WRITTEN EXERCISE:
Locate each line in the records containing "frac". Copy it.

Collected data:
──────────────────────────────

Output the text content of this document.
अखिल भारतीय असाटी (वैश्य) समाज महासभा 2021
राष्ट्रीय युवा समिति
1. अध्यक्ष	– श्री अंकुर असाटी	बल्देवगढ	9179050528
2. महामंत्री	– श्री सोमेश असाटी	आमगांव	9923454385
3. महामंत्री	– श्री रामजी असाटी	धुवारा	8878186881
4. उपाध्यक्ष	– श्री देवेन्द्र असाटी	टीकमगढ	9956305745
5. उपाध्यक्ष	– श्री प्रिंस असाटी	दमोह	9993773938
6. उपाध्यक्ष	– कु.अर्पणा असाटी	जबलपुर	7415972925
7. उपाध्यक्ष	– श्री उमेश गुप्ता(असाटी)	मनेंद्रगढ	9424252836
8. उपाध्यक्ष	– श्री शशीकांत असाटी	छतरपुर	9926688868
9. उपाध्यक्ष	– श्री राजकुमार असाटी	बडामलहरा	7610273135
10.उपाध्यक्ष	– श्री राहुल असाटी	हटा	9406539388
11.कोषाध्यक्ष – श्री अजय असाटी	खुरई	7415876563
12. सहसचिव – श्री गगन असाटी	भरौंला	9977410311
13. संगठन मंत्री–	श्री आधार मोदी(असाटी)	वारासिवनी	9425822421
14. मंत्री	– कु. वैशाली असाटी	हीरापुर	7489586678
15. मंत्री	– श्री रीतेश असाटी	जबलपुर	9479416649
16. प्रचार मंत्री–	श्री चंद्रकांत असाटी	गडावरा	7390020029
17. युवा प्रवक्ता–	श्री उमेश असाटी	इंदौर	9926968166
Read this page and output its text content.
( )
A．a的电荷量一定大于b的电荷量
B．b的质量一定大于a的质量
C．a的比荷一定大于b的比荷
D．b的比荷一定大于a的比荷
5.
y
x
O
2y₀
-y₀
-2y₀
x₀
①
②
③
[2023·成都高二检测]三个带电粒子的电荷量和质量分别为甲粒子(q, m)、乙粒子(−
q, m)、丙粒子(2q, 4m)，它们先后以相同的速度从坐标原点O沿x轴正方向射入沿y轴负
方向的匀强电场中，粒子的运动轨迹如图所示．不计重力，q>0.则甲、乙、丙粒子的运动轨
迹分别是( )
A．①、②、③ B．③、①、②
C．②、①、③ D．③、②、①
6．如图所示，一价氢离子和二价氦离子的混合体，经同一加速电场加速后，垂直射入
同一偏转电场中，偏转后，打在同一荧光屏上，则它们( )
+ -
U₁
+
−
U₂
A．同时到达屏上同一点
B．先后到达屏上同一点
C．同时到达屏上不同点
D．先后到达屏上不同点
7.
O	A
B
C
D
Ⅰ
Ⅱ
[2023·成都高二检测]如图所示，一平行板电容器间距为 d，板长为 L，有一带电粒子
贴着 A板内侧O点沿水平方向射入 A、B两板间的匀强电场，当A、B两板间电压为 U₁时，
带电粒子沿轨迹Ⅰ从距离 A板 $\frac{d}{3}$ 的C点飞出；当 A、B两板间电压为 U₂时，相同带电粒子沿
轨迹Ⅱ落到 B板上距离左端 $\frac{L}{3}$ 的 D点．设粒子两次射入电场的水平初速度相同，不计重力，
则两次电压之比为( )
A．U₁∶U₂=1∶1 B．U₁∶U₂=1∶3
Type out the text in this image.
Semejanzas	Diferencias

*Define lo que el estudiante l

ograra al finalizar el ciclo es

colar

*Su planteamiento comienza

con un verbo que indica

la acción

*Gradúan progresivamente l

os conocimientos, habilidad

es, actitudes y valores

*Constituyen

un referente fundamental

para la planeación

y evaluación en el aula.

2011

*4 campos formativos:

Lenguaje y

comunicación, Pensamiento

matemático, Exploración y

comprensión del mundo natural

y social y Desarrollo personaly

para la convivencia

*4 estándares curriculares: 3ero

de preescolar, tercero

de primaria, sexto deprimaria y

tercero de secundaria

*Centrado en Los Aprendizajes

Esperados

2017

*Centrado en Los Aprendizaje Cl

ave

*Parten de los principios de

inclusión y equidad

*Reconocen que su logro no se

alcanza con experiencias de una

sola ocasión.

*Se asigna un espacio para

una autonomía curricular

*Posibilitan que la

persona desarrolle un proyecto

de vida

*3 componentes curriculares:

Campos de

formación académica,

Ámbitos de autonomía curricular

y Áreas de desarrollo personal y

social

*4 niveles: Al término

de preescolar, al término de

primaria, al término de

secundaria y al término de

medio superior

──────────────────────────────

WRITTEN ANSWER:
带电粒子沿轨迹Ⅰ从距离 A板 $\frac{d}{3}$ 的C点飞出；当 A、B两板间电压为 U₂时，相同带电粒子沿
轨迹Ⅱ落到 B板上距离左端 $\frac{L}{3}$ 的 D点．设粒子两次射入电场的水平初速度相同，不计重力，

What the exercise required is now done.